-- Start of Selected excerpt --
MANAKARA Report by hilarybradt reader
It not common for me to submit other user report but I couldn't resist to bring a lady review opinion about "Karaoke" in Manakara and other stuff. I will buy the July PDF edition of Bradt prior to my trip and can share the whole 400 pages with the selective readers. Here is the link and the report for Manakara [url]http://hilarybradt.com/madagascar-updates/general/[/url]
MANAKARA.
HOTELS.
First stop was Delice the'Orient. Too pricey so tried.
Le Recif.
Dirt cheap at 12 k hairies. There's a karaoke hall attached. The manager warned me of the noise but the event was in full swing and the noise wasn't that bad. I could cope with the help of ear plugs. Karaoke is Malagasy for 'sing along with prostitutes. ' When bored with singing they have a tendency to roam the corridors looking for victims. If you have the misfortune to be abducted, be assured that your cries of alarm and subsequent moans of pain will be swamped by the noise from the hall.
-- End of Selected excerpt --
-- Start of Records supplied --
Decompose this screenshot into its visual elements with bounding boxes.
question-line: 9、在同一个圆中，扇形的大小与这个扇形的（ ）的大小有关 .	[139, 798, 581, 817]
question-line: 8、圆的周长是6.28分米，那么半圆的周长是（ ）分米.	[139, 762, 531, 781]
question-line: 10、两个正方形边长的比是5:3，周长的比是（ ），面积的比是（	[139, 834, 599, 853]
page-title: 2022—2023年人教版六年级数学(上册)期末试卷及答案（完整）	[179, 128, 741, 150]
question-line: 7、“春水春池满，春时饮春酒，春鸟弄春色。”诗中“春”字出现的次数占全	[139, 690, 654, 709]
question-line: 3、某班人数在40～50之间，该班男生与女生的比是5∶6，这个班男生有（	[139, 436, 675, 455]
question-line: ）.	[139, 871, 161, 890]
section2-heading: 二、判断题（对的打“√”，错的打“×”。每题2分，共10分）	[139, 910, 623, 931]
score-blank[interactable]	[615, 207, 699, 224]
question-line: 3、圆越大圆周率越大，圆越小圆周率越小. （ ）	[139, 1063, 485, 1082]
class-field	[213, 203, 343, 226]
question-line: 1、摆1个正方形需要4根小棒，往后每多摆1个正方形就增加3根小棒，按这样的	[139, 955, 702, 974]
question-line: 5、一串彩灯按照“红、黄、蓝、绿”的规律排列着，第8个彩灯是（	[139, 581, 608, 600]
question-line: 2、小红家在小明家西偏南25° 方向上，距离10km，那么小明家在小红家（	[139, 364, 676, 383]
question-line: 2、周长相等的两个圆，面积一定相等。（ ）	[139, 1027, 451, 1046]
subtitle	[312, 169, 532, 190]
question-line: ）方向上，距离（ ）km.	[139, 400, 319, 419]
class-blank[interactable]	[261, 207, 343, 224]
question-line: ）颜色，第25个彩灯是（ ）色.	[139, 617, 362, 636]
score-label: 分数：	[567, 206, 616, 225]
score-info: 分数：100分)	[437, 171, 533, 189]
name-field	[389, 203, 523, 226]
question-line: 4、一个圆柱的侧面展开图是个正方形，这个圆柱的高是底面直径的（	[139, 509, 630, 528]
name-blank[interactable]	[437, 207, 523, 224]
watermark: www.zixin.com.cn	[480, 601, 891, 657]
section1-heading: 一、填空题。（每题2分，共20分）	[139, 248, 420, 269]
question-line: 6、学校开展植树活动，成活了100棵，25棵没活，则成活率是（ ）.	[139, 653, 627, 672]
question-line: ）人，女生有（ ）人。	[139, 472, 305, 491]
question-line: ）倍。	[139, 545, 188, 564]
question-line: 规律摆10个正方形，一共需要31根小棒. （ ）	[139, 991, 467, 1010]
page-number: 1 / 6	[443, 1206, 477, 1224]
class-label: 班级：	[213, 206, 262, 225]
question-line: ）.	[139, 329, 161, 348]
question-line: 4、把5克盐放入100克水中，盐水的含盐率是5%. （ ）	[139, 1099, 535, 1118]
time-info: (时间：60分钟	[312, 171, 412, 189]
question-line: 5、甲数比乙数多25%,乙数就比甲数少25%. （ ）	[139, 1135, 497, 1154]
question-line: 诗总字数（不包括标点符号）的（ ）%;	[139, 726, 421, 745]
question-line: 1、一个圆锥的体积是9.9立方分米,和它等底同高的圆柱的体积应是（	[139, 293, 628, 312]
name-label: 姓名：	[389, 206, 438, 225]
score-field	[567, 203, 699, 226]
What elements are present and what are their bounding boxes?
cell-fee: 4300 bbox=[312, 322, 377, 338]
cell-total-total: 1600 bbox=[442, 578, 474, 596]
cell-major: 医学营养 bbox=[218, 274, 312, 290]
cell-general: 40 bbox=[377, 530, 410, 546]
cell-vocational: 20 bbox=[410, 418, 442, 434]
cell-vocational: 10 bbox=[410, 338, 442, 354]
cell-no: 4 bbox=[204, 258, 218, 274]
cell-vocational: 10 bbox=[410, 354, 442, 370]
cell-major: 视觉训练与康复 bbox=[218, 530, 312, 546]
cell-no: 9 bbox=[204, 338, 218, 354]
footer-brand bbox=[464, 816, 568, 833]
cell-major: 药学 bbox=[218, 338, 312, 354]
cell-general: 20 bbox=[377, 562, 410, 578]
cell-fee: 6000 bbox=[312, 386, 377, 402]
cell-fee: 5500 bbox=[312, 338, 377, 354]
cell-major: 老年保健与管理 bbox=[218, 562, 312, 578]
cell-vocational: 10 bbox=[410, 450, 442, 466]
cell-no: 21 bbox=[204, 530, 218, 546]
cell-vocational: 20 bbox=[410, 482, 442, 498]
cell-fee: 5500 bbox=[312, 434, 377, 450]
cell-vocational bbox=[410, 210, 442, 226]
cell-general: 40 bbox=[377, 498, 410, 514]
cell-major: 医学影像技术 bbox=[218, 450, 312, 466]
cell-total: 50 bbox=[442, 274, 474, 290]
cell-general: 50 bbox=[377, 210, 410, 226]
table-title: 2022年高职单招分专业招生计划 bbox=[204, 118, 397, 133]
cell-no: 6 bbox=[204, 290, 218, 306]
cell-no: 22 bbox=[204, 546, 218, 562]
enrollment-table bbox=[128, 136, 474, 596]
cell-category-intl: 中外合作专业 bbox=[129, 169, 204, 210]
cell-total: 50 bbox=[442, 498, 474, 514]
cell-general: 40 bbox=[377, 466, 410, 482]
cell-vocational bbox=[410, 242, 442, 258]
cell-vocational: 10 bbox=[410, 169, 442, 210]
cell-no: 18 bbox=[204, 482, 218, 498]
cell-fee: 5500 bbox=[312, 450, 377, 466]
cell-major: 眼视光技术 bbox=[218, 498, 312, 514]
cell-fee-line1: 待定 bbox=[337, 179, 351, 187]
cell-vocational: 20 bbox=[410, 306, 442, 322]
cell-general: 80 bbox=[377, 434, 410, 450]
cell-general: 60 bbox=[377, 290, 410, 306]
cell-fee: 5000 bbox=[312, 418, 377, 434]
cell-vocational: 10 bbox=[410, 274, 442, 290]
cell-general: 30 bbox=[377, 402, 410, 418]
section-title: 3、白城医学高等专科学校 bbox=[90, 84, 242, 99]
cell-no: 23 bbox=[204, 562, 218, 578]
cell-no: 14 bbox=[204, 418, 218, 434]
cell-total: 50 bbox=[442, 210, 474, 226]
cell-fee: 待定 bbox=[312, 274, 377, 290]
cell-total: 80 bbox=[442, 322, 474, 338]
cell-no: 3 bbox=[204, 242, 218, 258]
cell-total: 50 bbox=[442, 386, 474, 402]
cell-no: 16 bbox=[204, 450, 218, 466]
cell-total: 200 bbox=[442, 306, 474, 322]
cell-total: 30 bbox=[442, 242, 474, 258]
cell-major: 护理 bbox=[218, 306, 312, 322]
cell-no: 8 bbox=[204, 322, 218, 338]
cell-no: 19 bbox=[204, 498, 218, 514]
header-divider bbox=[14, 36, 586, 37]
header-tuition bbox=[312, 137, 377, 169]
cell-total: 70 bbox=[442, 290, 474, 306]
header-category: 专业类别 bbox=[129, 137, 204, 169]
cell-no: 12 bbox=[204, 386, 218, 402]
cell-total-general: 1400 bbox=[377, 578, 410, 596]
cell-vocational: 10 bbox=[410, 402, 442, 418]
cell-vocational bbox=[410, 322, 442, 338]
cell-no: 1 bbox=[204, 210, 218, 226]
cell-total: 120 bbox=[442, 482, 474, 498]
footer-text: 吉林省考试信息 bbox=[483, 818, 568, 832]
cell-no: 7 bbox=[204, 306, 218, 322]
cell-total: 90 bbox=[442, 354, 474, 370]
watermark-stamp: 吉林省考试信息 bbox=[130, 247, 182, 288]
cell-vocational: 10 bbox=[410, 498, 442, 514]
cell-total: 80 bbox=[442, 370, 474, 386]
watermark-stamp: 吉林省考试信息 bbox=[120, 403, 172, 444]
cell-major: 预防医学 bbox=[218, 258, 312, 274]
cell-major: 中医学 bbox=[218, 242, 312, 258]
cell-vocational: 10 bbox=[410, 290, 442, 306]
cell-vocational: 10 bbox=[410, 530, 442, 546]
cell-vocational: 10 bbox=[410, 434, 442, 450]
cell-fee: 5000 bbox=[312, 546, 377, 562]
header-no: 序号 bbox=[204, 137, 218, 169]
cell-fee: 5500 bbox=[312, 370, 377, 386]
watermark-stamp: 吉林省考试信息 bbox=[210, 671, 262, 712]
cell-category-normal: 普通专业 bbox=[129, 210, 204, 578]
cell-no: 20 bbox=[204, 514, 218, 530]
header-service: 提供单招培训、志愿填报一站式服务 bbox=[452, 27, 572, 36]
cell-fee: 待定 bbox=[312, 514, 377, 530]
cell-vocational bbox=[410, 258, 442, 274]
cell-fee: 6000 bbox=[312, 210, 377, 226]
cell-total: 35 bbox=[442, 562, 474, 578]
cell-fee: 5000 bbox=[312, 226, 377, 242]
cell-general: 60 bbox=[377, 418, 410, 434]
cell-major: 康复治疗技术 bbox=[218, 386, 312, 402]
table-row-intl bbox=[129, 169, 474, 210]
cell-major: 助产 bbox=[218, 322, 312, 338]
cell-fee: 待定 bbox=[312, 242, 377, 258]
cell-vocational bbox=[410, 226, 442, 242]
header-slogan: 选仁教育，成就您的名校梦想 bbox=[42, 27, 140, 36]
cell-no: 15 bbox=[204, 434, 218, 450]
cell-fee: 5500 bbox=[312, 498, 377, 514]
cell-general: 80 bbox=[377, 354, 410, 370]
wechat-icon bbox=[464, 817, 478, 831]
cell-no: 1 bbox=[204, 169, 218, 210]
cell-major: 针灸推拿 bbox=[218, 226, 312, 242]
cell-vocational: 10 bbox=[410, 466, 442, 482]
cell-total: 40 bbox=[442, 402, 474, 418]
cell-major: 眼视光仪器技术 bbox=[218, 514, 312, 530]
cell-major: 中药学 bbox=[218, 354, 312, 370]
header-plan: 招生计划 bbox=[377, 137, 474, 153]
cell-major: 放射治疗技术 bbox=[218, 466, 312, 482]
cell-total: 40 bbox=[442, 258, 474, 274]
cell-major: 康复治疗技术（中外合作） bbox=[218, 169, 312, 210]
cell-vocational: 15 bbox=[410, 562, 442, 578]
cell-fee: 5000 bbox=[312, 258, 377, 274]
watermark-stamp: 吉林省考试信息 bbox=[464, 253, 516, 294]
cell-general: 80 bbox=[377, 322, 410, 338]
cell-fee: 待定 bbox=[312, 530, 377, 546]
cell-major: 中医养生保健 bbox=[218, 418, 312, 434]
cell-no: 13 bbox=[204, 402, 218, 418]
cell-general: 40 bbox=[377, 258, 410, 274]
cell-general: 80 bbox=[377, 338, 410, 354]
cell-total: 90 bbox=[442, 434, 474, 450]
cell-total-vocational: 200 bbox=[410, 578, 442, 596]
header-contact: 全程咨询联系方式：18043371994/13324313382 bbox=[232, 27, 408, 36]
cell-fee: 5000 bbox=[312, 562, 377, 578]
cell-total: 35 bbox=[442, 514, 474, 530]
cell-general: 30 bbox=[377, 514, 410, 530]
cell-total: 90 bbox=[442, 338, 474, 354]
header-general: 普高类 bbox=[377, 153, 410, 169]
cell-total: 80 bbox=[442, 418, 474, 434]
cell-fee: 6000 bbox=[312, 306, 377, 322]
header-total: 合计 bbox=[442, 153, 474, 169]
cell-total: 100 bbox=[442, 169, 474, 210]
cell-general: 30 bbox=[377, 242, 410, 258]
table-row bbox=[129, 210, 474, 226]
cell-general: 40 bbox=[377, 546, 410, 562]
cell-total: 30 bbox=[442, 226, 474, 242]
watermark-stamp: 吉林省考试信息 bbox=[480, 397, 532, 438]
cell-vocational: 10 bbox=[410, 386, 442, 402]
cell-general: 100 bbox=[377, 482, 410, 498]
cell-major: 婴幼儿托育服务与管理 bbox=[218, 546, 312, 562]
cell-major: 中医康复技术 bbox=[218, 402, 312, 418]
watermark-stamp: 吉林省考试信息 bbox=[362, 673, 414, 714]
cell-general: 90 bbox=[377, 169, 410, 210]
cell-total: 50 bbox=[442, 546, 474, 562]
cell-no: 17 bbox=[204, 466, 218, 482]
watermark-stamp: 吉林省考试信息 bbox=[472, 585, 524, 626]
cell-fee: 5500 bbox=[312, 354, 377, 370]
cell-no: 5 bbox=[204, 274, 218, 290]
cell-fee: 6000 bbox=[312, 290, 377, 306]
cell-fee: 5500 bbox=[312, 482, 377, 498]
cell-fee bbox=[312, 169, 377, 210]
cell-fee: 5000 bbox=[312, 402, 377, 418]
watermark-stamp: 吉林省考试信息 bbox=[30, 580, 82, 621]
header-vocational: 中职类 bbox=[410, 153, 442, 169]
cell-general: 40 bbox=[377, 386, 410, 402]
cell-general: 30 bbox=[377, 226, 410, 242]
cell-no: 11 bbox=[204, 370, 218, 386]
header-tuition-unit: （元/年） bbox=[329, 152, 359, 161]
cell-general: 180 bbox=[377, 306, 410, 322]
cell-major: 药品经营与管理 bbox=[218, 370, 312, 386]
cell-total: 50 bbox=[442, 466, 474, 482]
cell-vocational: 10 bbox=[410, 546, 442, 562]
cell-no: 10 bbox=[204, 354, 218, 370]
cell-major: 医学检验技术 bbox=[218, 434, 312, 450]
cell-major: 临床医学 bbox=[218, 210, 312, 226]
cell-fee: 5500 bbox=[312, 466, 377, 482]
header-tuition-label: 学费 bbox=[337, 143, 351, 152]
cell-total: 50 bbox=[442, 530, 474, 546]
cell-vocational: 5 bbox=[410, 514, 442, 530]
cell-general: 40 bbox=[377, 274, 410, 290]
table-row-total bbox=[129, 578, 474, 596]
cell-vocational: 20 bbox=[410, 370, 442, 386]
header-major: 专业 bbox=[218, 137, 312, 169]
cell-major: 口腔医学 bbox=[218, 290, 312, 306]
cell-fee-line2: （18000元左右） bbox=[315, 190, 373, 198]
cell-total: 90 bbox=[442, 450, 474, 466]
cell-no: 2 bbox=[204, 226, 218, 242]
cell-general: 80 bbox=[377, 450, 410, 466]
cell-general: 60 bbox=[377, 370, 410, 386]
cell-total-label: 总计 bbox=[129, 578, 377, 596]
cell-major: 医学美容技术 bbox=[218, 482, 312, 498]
-- End of Records supplied --
## To do
1. What does the Manakara report say, summed up in two sentences?
2. Could you substitute "exam-line" for "question-line" in the rows from the start through the line containing "question-line: 4、把5克盐放入100克水中，盐水的含盐率是5%. （", inclusive, and give back only those lines?
The Manakara report and the rows have nothing to do with each other.

## The replies
1. The poster shares a reader's report about Manakara from the hilarybradt site and plans to buy the July PDF edition of Bradt before the trip. The reader found Delice the'Orient too pricey and stayed at Le Recif, which was dirt cheap at 12 k but had an attached karaoke hall whose noise was bearable with ear plugs, and whose prostitute singers tend to roam the corridors.

2.
Decompose this screenshot into its visual elements with bounding boxes.
exam-line: 9、在同一个圆中，扇形的大小与这个扇形的（ ）的大小有关 .	[139, 798, 581, 817]
exam-line: 8、圆的周长是6.28分米，那么半圆的周长是（ ）分米.	[139, 762, 531, 781]
exam-line: 10、两个正方形边长的比是5:3，周长的比是（ ），面积的比是（	[139, 834, 599, 853]
page-title: 2022—2023年人教版六年级数学(上册)期末试卷及答案（完整）	[179, 128, 741, 150]
exam-line: 7、“春水春池满，春时饮春酒，春鸟弄春色。”诗中“春”字出现的次数占全	[139, 690, 654, 709]
exam-line: 3、某班人数在40～50之间，该班男生与女生的比是5∶6，这个班男生有（	[139, 436, 675, 455]
exam-line: ）.	[139, 871, 161, 890]
section2-heading: 二、判断题（对的打“√”，错的打“×”。每题2分，共10分）	[139, 910, 623, 931]
score-blank[interactable]	[615, 207, 699, 224]
exam-line: 3、圆越大圆周率越大，圆越小圆周率越小. （ ）	[139, 1063, 485, 1082]
class-field	[213, 203, 343, 226]
exam-line: 1、摆1个正方形需要4根小棒，往后每多摆1个正方形就增加3根小棒，按这样的	[139, 955, 702, 974]
exam-line: 5、一串彩灯按照“红、黄、蓝、绿”的规律排列着，第8个彩灯是（	[139, 581, 608, 600]
exam-line: 2、小红家在小明家西偏南25° 方向上，距离10km，那么小明家在小红家（	[139, 364, 676, 383]
exam-line: 2、周长相等的两个圆，面积一定相等。（ ）	[139, 1027, 451, 1046]
subtitle	[312, 169, 532, 190]
exam-line: ）方向上，距离（ ）km.	[139, 400, 319, 419]
class-blank[interactable]	[261, 207, 343, 224]
exam-line: ）颜色，第25个彩灯是（ ）色.	[139, 617, 362, 636]
score-label: 分数：	[567, 206, 616, 225]
score-info: 分数：100分)	[437, 171, 533, 189]
name-field	[389, 203, 523, 226]
exam-line: 4、一个圆柱的侧面展开图是个正方形，这个圆柱的高是底面直径的（	[139, 509, 630, 528]
name-blank[interactable]	[437, 207, 523, 224]
watermark: www.zixin.com.cn	[480, 601, 891, 657]
section1-heading: 一、填空题。（每题2分，共20分）	[139, 248, 420, 269]
exam-line: 6、学校开展植树活动，成活了100棵，25棵没活，则成活率是（ ）.	[139, 653, 627, 672]
exam-line: ）人，女生有（ ）人。	[139, 472, 305, 491]
exam-line: ）倍。	[139, 545, 188, 564]
exam-line: 规律摆10个正方形，一共需要31根小棒. （ ）	[139, 991, 467, 1010]
page-number: 1 / 6	[443, 1206, 477, 1224]
class-label: 班级：	[213, 206, 262, 225]
exam-line: ）.	[139, 329, 161, 348]
exam-line: 4、把5克盐放入100克水中，盐水的含盐率是5%. （ ）	[139, 1099, 535, 1118]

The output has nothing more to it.